:: Input ::

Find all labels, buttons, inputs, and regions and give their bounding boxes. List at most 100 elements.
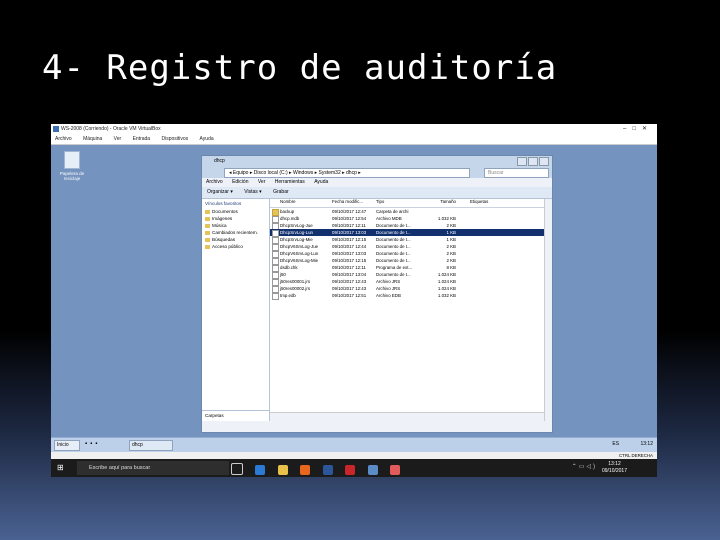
file-row[interactable]: DhcpV6SrvLog-Jue 09/10/2017 12:44 Document… [270,243,552,251]
nav-item-musica[interactable]: Música [202,222,269,229]
host-search-box[interactable]: Escribe aquí para buscar [77,461,229,475]
window-controls[interactable]: –□✕ [623,124,653,134]
file-type: Programa de ext... [376,265,413,270]
folders-toggle[interactable]: Carpetas [202,410,272,421]
burn-button[interactable]: Grabar [273,189,289,195]
file-type: Documento de t... [376,230,411,235]
recycle-bin-label: Papelera de reciclaje [59,171,85,181]
file-row[interactable]: j50res00002.jrs 09/10/2017 12:43 Archivo J… [270,285,552,293]
views-button[interactable]: Vistas ▾ [244,189,261,195]
nav-item-recientes[interactable]: Cambiados recientem. [202,229,269,236]
file-date: 09/10/2017 12:51 [332,293,367,298]
file-name: DhcpSrvLog-Mie [280,237,313,242]
file-row[interactable]: DhcpV6SrvLog-Lun 09/10/2017 13:03 Document… [270,250,552,258]
file-type: Documento de t... [376,258,411,263]
file-size: 1.032 KB [437,293,456,298]
file-list: Nombre Fecha modific... Tipo Tamaño Etiq… [270,199,552,421]
pinned-apps [231,462,408,477]
file-type: Documento de t... [376,272,411,277]
file-row[interactable]: DhcpSrvLog-Mie 09/10/2017 12:15 Documento … [270,236,552,244]
file-row[interactable]: j50 09/10/2017 13:04 Documento de t... 1.02… [270,271,552,279]
status-bar [202,421,552,432]
file-row[interactable]: j50res00001.jrs 09/10/2017 12:43 Archivo J… [270,278,552,286]
horizontal-scrollbar[interactable] [270,412,552,421]
explorer-menubar: Archivo Edición Ver Herramientas Ayuda [202,178,552,187]
col-type[interactable]: Tipo [376,199,384,204]
file-row[interactable]: DhcpSrvLog-Lun 09/10/2017 13:03 Documento … [270,229,552,237]
pdf-icon[interactable] [345,465,356,475]
nav-item-publico[interactable]: Acceso público [202,243,269,250]
language-indicator[interactable]: ES [612,441,619,447]
file-date: 09/10/2017 12:11 [332,223,366,228]
file-name: DhcpSrvLog-Lun [280,230,313,235]
address-bar: ◂ Equipo ▸ Disco local (C:) ▸ Windows ▸ … [202,166,552,178]
file-size: 1.024 KB [437,272,456,277]
task-view-icon[interactable] [231,463,243,475]
nav-item-documentos[interactable]: Documentos [202,208,269,215]
taskbar-dhcp-button[interactable]: dhcp [129,440,173,451]
file-type: Documento de t... [376,237,411,242]
vb-menu-ayuda[interactable]: Ayuda [200,136,214,142]
host-taskbar: ⊞ Escribe aquí para buscar ⌃▭◁) 13:12 09… [51,459,657,477]
file-date: 09/10/2017 13:03 [332,230,367,235]
organize-button[interactable]: Organizar ▾ [207,189,233,195]
virtualbox-app-icon[interactable] [367,465,378,475]
file-row[interactable]: dhcp.mdb 09/10/2017 12:54 Archivo MDB 1.032… [270,215,552,223]
vb-menu-ver[interactable]: Ver [114,136,122,142]
virtualbox-statusbar: CTRL DERECHA [51,452,657,459]
col-date[interactable]: Fecha modific... [332,199,363,204]
menu-edicion[interactable]: Edición [232,179,248,185]
file-row[interactable]: DhcpV6SrvLog-Mie 09/10/2017 12:15 Document… [270,257,552,265]
col-size[interactable]: Tamaño [426,199,456,204]
file-type: Archivo MDB [376,216,402,221]
file-row[interactable]: backup 09/10/2017 12:47 Carpeta de archi [270,208,552,216]
col-tags[interactable]: Etiquetas [470,199,488,204]
explorer-window: dhcp ◂ Equipo ▸ Disco local (C:) ▸ Windo… [201,155,553,433]
file-row[interactable]: tmp.edb 09/10/2017 12:51 Archivo EDB 1.032 … [270,292,552,300]
virtualbox-menubar: Archivo Máquina Ver Entrada Dispositivos… [51,134,657,145]
file-name: tmp.edb [280,293,296,298]
file-name: j50 [280,272,286,277]
recycle-bin[interactable]: Papelera de reciclaje [57,151,87,181]
file-name: DhcpV6SrvLog-Mie [280,258,319,263]
vb-menu-archivo[interactable]: Archivo [55,136,72,142]
file-explorer-icon[interactable] [277,465,288,475]
vb-menu-maquina[interactable]: Máquina [83,136,102,142]
quick-launch-icons[interactable]: ▪▪▪ [85,441,100,447]
maximize-button[interactable] [528,157,538,166]
menu-ayuda[interactable]: Ayuda [314,179,328,185]
file-name: j50res00002.jrs [280,286,311,291]
host-time: 13:12 [608,461,621,467]
file-size: 2 KB [446,258,456,263]
file-date: 09/10/2017 12:43 [332,279,367,284]
edge-icon[interactable] [255,465,266,475]
column-headers: Nombre Fecha modific... Tipo Tamaño Etiq… [270,199,552,208]
firefox-icon[interactable] [300,465,311,475]
file-type: Documento de t... [376,251,411,256]
vertical-scrollbar[interactable] [544,199,552,421]
close-button[interactable] [539,157,549,166]
menu-ver[interactable]: Ver [258,179,266,185]
file-row[interactable]: DhcpSrvLog-Jue 09/10/2017 12:11 Documento … [270,222,552,230]
menu-archivo[interactable]: Archivo [206,179,223,185]
nav-item-busquedas[interactable]: Búsquedas [202,236,269,243]
file-size: 2 KB [446,223,456,228]
windows-start-icon[interactable]: ⊞ [57,464,65,472]
navigation-pane: Vínculos favoritos Documentos Imágenes M… [202,199,272,421]
word-icon[interactable] [322,465,333,475]
col-name[interactable]: Nombre [280,199,296,204]
paint-icon[interactable] [390,465,401,475]
file-date: 09/10/2017 12:15 [332,258,367,263]
search-input[interactable]: Buscar [484,168,549,178]
system-tray-icons[interactable]: ⌃▭◁) [572,463,597,470]
vb-menu-dispositivos[interactable]: Dispositivos [161,136,188,142]
menu-herramientas[interactable]: Herramientas [275,179,305,185]
file-name: j50res00001.jrs [280,279,311,284]
minimize-button[interactable] [517,157,527,166]
address-field[interactable]: ◂ Equipo ▸ Disco local (C:) ▸ Windows ▸ … [224,168,470,178]
nav-item-imagenes[interactable]: Imágenes [202,215,269,222]
virtualbox-titlebar: WS-2008 (Corriendo) - Oracle VM VirtualB… [51,124,657,134]
start-button[interactable]: Inicio [54,440,80,451]
vb-menu-entrada[interactable]: Entrada [133,136,151,142]
file-row[interactable]: dsdb.chk 09/10/2017 12:11 Programa de ext.… [270,264,552,272]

:::

*Task instructions*: Write the records above out again exactly, with no pictures in your copy.

*The completed task*:
Find all labels, buttons, inputs, and regions and give their bounding boxes. List at most 100 elements.
file-row[interactable]: DhcpV6SrvLog-Jue 09/10/2017 12:44 Document… [270,243,552,251]
nav-item-musica[interactable]: Música [202,222,269,229]
host-search-box[interactable]: Escribe aquí para buscar [77,461,229,475]
window-controls[interactable]: –□✕ [623,124,653,134]
file-type: Programa de ext... [376,265,413,270]
folders-toggle[interactable]: Carpetas [202,410,272,421]
burn-button[interactable]: Grabar [273,189,289,195]
file-type: Documento de t... [376,230,411,235]
recycle-bin-label: Papelera de reciclaje [59,171,85,181]
file-row[interactable]: j50res00002.jrs 09/10/2017 12:43 Archivo J… [270,285,552,293]
views-button[interactable]: Vistas ▾ [244,189,261,195]
nav-item-recientes[interactable]: Cambiados recientem. [202,229,269,236]
file-date: 09/10/2017 12:51 [332,293,367,298]
file-name: DhcpSrvLog-Mie [280,237,313,242]
file-row[interactable]: DhcpV6SrvLog-Lun 09/10/2017 13:03 Document… [270,250,552,258]
file-type: Documento de t... [376,258,411,263]
file-size: 1.032 KB [437,293,456,298]
file-list: Nombre Fecha modific... Tipo Tamaño Etiq… [270,199,552,421]
pinned-apps [231,462,408,477]
file-type: Documento de t... [376,272,411,277]
file-row[interactable]: DhcpSrvLog-Mie 09/10/2017 12:15 Documento … [270,236,552,244]
file-row[interactable]: j50 09/10/2017 13:04 Documento de t... 1.02… [270,271,552,279]
status-bar [202,421,552,432]
file-row[interactable]: j50res00001.jrs 09/10/2017 12:43 Archivo J… [270,278,552,286]
horizontal-scrollbar[interactable] [270,412,552,421]
explorer-menubar: Archivo Edición Ver Herramientas Ayuda [202,178,552,187]
col-type[interactable]: Tipo [376,199,384,204]
file-row[interactable]: DhcpSrvLog-Lun 09/10/2017 13:03 Documento … [270,229,552,237]
pdf-icon[interactable] [345,465,356,475]
nav-item-publico[interactable]: Acceso público [202,243,269,250]
language-indicator[interactable]: ES [612,441,619,447]
file-date: 09/10/2017 12:11 [332,223,366,228]
file-name: DhcpSrvLog-Lun [280,230,313,235]
address-bar: ◂ Equipo ▸ Disco local (C:) ▸ Windows ▸ … [202,166,552,178]
file-size: 1.024 KB [437,272,456,277]
task-view-icon[interactable] [231,463,243,475]
nav-item-documentos[interactable]: Documentos [202,208,269,215]
taskbar-dhcp-button[interactable]: dhcp [129,440,173,451]
file-type: Documento de t... [376,237,411,242]
vb-menu-ayuda[interactable]: Ayuda [200,136,214,142]
host-taskbar: ⊞ Escribe aquí para buscar ⌃▭◁) 13:12 09… [51,459,657,477]
file-date: 09/10/2017 13:03 [332,230,367,235]
organize-button[interactable]: Organizar ▾ [207,189,233,195]
virtualbox-app-icon[interactable] [367,465,378,475]
file-row[interactable]: dhcp.mdb 09/10/2017 12:54 Archivo MDB 1.032… [270,215,552,223]
vb-menu-ver[interactable]: Ver [114,136,122,142]
virtualbox-statusbar: CTRL DERECHA [51,452,657,459]
col-date[interactable]: Fecha modific... [332,199,363,204]
menu-edicion[interactable]: Edición [232,179,248,185]
file-row[interactable]: DhcpV6SrvLog-Mie 09/10/2017 12:15 Document… [270,257,552,265]
col-size[interactable]: Tamaño [426,199,456,204]
file-type: Archivo MDB [376,216,402,221]
file-row[interactable]: backup 09/10/2017 12:47 Carpeta de archi [270,208,552,216]
col-tags[interactable]: Etiquetas [470,199,488,204]
explorer-window: dhcp ◂ Equipo ▸ Disco local (C:) ▸ Windo… [201,155,553,433]
file-row[interactable]: tmp.edb 09/10/2017 12:51 Archivo EDB 1.032 … [270,292,552,300]
virtualbox-menubar: Archivo Máquina Ver Entrada Dispositivos… [51,134,657,145]
file-name: tmp.edb [280,293,296,298]
file-name: j50 [280,272,286,277]
recycle-bin[interactable]: Papelera de reciclaje [57,151,87,181]
file-name: DhcpV6SrvLog-Mie [280,258,319,263]
vb-menu-archivo[interactable]: Archivo [55,136,72,142]
file-explorer-icon[interactable] [277,465,288,475]
vb-menu-maquina[interactable]: Máquina [83,136,102,142]
quick-launch-icons[interactable]: ▪▪▪ [85,441,100,447]
maximize-button[interactable] [528,157,538,166]
menu-ayuda[interactable]: Ayuda [314,179,328,185]
file-name: j50res00002.jrs [280,286,311,291]
host-time: 13:12 [608,461,621,467]
file-size: 2 KB [446,258,456,263]
file-date: 09/10/2017 12:43 [332,279,367,284]
edge-icon[interactable] [255,465,266,475]
column-headers: Nombre Fecha modific... Tipo Tamaño Etiq… [270,199,552,208]
firefox-icon[interactable] [300,465,311,475]
file-type: Documento de t... [376,251,411,256]
vertical-scrollbar[interactable] [544,199,552,421]
close-button[interactable] [539,157,549,166]
menu-ver[interactable]: Ver [258,179,266,185]
file-row[interactable]: DhcpSrvLog-Jue 09/10/2017 12:11 Documento … [270,222,552,230]
menu-archivo[interactable]: Archivo [206,179,223,185]
nav-item-busquedas[interactable]: Búsquedas [202,236,269,243]
file-size: 2 KB [446,223,456,228]
windows-start-icon[interactable]: ⊞ [57,464,65,472]
navigation-pane: Vínculos favoritos Documentos Imágenes M… [202,199,272,421]
word-icon[interactable] [322,465,333,475]
col-name[interactable]: Nombre [280,199,296,204]
paint-icon[interactable] [390,465,401,475]
file-date: 09/10/2017 12:15 [332,258,367,263]
search-input[interactable]: Buscar [484,168,549,178]
system-tray-icons[interactable]: ⌃▭◁) [572,463,597,470]
vb-menu-dispositivos[interactable]: Dispositivos [161,136,188,142]
menu-herramientas[interactable]: Herramientas [275,179,305,185]
file-name: j50res00001.jrs [280,279,311,284]
minimize-button[interactable] [517,157,527,166]
address-field[interactable]: ◂ Equipo ▸ Disco local (C:) ▸ Windows ▸ … [224,168,470,178]
nav-item-imagenes[interactable]: Imágenes [202,215,269,222]
virtualbox-titlebar: WS-2008 (Corriendo) - Oracle VM VirtualB… [51,124,657,134]
start-button[interactable]: Inicio [54,440,80,451]
vb-menu-entrada[interactable]: Entrada [133,136,151,142]
file-row[interactable]: dsdb.chk 09/10/2017 12:11 Programa de ext.… [270,264,552,272]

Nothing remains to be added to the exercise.